*Exercise*: Comb the records below for the string "growth" and copy each line where it turns up.

━━━━━ Dataset extract ━━━━━

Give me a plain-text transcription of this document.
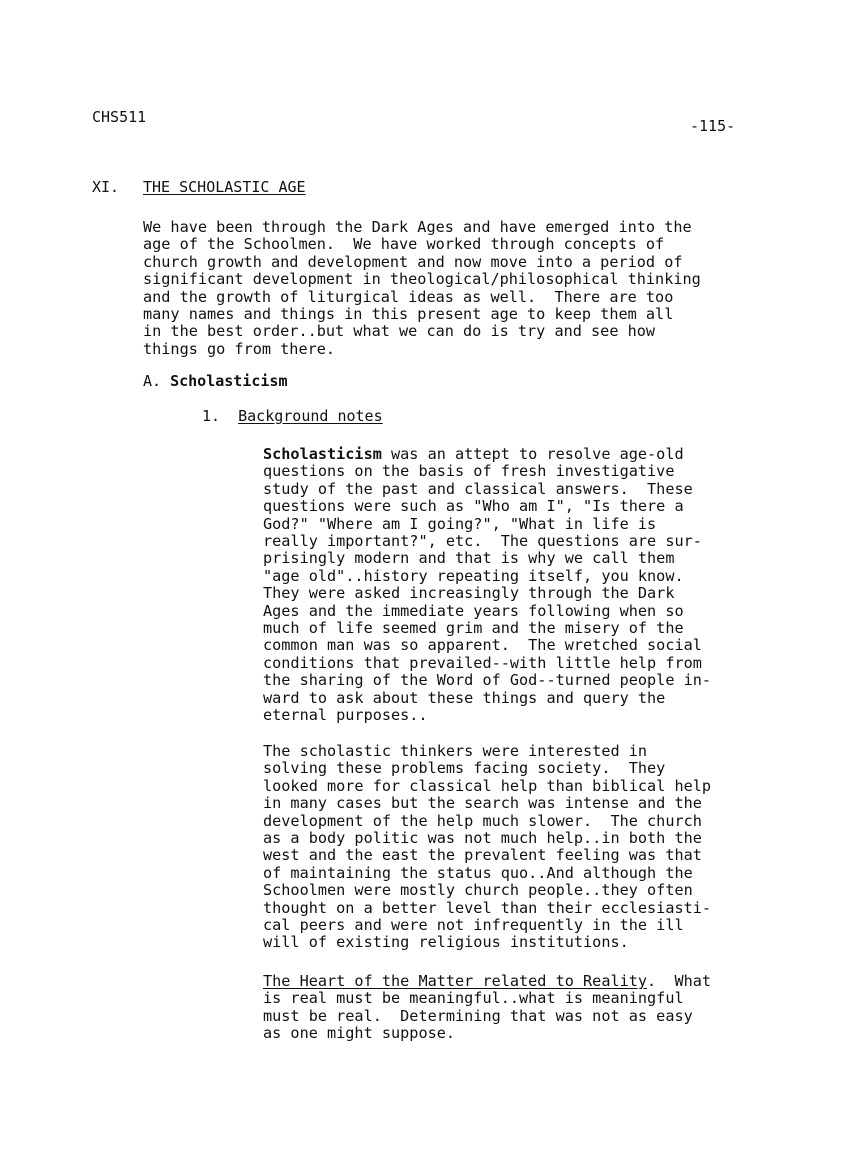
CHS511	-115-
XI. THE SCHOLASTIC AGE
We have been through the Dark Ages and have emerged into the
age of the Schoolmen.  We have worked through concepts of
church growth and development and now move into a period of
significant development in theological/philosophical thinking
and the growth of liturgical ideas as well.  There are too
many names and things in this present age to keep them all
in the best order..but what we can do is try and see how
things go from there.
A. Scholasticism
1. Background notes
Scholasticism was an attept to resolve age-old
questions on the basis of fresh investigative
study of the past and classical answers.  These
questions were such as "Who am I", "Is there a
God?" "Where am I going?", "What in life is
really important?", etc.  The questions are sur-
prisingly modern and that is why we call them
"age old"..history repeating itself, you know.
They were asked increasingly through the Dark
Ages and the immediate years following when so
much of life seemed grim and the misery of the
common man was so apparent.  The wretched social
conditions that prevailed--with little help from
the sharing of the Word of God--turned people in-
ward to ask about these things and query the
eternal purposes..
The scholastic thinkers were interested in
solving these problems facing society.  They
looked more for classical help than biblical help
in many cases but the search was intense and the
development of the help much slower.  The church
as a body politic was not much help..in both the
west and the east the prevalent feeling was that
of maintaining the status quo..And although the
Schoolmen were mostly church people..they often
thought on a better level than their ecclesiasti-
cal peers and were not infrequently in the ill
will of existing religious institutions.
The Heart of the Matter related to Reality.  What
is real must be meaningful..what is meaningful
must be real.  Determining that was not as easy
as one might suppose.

━━━━━

*Solution to this problem*:
church growth and development and now move into a period of
and the growth of liturgical ideas as well.  There are too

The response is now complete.